[Excerpt from a dataset]
######
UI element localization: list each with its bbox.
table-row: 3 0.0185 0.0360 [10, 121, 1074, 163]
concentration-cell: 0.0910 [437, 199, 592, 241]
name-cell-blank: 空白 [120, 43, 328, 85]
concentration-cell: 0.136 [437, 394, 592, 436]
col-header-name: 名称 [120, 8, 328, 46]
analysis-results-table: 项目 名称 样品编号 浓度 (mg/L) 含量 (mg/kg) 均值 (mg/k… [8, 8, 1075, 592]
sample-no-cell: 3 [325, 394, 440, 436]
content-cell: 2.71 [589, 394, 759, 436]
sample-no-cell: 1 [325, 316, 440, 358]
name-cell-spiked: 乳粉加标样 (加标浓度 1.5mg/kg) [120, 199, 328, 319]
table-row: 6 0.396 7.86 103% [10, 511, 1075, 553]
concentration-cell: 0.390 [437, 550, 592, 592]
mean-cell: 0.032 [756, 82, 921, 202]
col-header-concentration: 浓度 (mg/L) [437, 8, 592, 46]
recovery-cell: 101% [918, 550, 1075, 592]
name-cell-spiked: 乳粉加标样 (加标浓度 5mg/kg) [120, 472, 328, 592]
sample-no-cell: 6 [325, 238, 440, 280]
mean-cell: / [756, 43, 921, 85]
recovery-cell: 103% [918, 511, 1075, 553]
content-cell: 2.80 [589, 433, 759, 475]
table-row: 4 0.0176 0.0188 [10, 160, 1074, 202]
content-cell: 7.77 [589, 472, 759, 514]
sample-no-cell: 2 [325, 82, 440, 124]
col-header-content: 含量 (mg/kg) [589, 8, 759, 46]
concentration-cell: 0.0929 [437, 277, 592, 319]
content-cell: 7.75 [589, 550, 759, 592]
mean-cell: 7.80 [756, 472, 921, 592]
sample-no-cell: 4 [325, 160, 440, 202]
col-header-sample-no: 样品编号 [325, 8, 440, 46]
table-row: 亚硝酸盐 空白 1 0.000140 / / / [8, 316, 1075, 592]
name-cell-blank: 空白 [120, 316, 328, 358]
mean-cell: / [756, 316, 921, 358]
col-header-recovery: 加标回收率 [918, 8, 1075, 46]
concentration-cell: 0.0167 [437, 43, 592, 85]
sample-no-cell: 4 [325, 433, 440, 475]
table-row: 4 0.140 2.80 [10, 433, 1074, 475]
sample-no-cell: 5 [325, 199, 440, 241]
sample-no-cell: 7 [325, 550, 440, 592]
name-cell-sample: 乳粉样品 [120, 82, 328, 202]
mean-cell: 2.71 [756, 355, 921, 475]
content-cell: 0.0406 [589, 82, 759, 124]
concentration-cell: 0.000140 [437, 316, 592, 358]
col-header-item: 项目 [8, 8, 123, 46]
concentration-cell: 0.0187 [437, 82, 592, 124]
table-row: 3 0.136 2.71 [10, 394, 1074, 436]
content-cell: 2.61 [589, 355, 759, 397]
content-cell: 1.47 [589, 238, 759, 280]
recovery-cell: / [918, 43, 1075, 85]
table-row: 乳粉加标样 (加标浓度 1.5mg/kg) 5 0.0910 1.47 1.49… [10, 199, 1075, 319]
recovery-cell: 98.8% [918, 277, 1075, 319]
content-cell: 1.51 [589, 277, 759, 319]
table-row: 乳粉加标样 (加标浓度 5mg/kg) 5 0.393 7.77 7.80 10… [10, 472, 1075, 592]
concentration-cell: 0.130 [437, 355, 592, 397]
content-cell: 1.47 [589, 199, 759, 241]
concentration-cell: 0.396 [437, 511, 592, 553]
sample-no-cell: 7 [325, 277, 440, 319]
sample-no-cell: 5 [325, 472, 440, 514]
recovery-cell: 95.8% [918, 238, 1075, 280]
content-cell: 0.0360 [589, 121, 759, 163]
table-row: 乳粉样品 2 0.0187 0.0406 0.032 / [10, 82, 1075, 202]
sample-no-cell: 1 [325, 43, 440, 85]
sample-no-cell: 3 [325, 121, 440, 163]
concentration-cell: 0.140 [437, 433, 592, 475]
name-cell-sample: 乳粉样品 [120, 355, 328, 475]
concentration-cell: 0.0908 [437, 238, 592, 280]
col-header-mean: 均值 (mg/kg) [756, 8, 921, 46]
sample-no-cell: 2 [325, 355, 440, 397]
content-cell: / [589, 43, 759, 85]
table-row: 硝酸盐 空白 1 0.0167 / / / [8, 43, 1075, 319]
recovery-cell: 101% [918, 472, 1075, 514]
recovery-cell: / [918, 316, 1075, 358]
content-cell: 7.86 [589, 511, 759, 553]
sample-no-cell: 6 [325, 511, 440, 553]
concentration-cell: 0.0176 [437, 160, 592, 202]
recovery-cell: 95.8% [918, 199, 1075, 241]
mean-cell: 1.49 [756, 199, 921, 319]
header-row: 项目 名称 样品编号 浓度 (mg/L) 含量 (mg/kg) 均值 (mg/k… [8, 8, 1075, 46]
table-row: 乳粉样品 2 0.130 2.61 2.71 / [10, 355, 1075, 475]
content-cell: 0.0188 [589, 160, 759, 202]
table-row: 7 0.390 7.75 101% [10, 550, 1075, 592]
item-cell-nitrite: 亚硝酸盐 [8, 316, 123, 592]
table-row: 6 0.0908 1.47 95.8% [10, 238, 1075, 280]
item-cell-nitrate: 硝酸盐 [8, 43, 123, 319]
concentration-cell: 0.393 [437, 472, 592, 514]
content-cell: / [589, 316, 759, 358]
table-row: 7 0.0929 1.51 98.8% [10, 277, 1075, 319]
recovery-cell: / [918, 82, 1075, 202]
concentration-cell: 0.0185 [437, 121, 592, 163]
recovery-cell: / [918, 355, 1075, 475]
######
== Problem statement ==
Rewrite all of the records above, swapping "recovery-cell" for "recovery-rate-cell" wherever it appears and leaving everything else unchanged.

== Problem solution ==
UI element localization: list each with its bbox.
table-row: 3 0.0185 0.0360 [10, 121, 1074, 163]
concentration-cell: 0.0910 [437, 199, 592, 241]
name-cell-blank: 空白 [120, 43, 328, 85]
concentration-cell: 0.136 [437, 394, 592, 436]
col-header-name: 名称 [120, 8, 328, 46]
analysis-results-table: 项目 名称 样品编号 浓度 (mg/L) 含量 (mg/kg) 均值 (mg/k… [8, 8, 1075, 592]
sample-no-cell: 3 [325, 394, 440, 436]
content-cell: 2.71 [589, 394, 759, 436]
sample-no-cell: 1 [325, 316, 440, 358]
name-cell-spiked: 乳粉加标样 (加标浓度 1.5mg/kg) [120, 199, 328, 319]
table-row: 6 0.396 7.86 103% [10, 511, 1075, 553]
concentration-cell: 0.390 [437, 550, 592, 592]
mean-cell: 0.032 [756, 82, 921, 202]
col-header-concentration: 浓度 (mg/L) [437, 8, 592, 46]
recovery-rate-cell: 101% [918, 550, 1075, 592]
name-cell-spiked: 乳粉加标样 (加标浓度 5mg/kg) [120, 472, 328, 592]
sample-no-cell: 6 [325, 238, 440, 280]
mean-cell: / [756, 43, 921, 85]
recovery-rate-cell: 103% [918, 511, 1075, 553]
content-cell: 2.80 [589, 433, 759, 475]
table-row: 4 0.0176 0.0188 [10, 160, 1074, 202]
content-cell: 7.77 [589, 472, 759, 514]
sample-no-cell: 2 [325, 82, 440, 124]
col-header-content: 含量 (mg/kg) [589, 8, 759, 46]
concentration-cell: 0.0929 [437, 277, 592, 319]
content-cell: 7.75 [589, 550, 759, 592]
mean-cell: 7.80 [756, 472, 921, 592]
sample-no-cell: 4 [325, 160, 440, 202]
col-header-sample-no: 样品编号 [325, 8, 440, 46]
table-row: 亚硝酸盐 空白 1 0.000140 / / / [8, 316, 1075, 592]
name-cell-blank: 空白 [120, 316, 328, 358]
mean-cell: / [756, 316, 921, 358]
col-header-recovery: 加标回收率 [918, 8, 1075, 46]
concentration-cell: 0.0167 [437, 43, 592, 85]
sample-no-cell: 4 [325, 433, 440, 475]
table-row: 4 0.140 2.80 [10, 433, 1074, 475]
sample-no-cell: 5 [325, 199, 440, 241]
sample-no-cell: 7 [325, 550, 440, 592]
name-cell-sample: 乳粉样品 [120, 82, 328, 202]
mean-cell: 2.71 [756, 355, 921, 475]
content-cell: 0.0406 [589, 82, 759, 124]
concentration-cell: 0.000140 [437, 316, 592, 358]
col-header-item: 项目 [8, 8, 123, 46]
concentration-cell: 0.0187 [437, 82, 592, 124]
table-row: 3 0.136 2.71 [10, 394, 1074, 436]
content-cell: 2.61 [589, 355, 759, 397]
content-cell: 1.47 [589, 238, 759, 280]
recovery-rate-cell: / [918, 43, 1075, 85]
table-row: 乳粉加标样 (加标浓度 1.5mg/kg) 5 0.0910 1.47 1.49… [10, 199, 1075, 319]
recovery-rate-cell: 98.8% [918, 277, 1075, 319]
content-cell: 1.51 [589, 277, 759, 319]
table-row: 乳粉加标样 (加标浓度 5mg/kg) 5 0.393 7.77 7.80 10… [10, 472, 1075, 592]
concentration-cell: 0.130 [437, 355, 592, 397]
content-cell: 1.47 [589, 199, 759, 241]
concentration-cell: 0.396 [437, 511, 592, 553]
sample-no-cell: 7 [325, 277, 440, 319]
sample-no-cell: 5 [325, 472, 440, 514]
recovery-rate-cell: 95.8% [918, 238, 1075, 280]
content-cell: 0.0360 [589, 121, 759, 163]
table-row: 乳粉样品 2 0.0187 0.0406 0.032 / [10, 82, 1075, 202]
sample-no-cell: 1 [325, 43, 440, 85]
sample-no-cell: 3 [325, 121, 440, 163]
concentration-cell: 0.140 [437, 433, 592, 475]
name-cell-sample: 乳粉样品 [120, 355, 328, 475]
concentration-cell: 0.0908 [437, 238, 592, 280]
col-header-mean: 均值 (mg/kg) [756, 8, 921, 46]
sample-no-cell: 2 [325, 355, 440, 397]
content-cell: / [589, 43, 759, 85]
table-row: 硝酸盐 空白 1 0.0167 / / / [8, 43, 1075, 319]
recovery-rate-cell: 101% [918, 472, 1075, 514]
recovery-rate-cell: / [918, 316, 1075, 358]
content-cell: 7.86 [589, 511, 759, 553]
sample-no-cell: 6 [325, 511, 440, 553]
concentration-cell: 0.0176 [437, 160, 592, 202]
recovery-rate-cell: 95.8% [918, 199, 1075, 241]
mean-cell: 1.49 [756, 199, 921, 319]
header-row: 项目 名称 样品编号 浓度 (mg/L) 含量 (mg/kg) 均值 (mg/k… [8, 8, 1075, 46]
table-row: 乳粉样品 2 0.130 2.61 2.71 / [10, 355, 1075, 475]
content-cell: 0.0188 [589, 160, 759, 202]
table-row: 7 0.390 7.75 101% [10, 550, 1075, 592]
item-cell-nitrite: 亚硝酸盐 [8, 316, 123, 592]
table-row: 6 0.0908 1.47 95.8% [10, 238, 1075, 280]
item-cell-nitrate: 硝酸盐 [8, 43, 123, 319]
concentration-cell: 0.393 [437, 472, 592, 514]
content-cell: / [589, 316, 759, 358]
table-row: 7 0.0929 1.51 98.8% [10, 277, 1075, 319]
recovery-rate-cell: / [918, 82, 1075, 202]
concentration-cell: 0.0185 [437, 121, 592, 163]
recovery-rate-cell: / [918, 355, 1075, 475]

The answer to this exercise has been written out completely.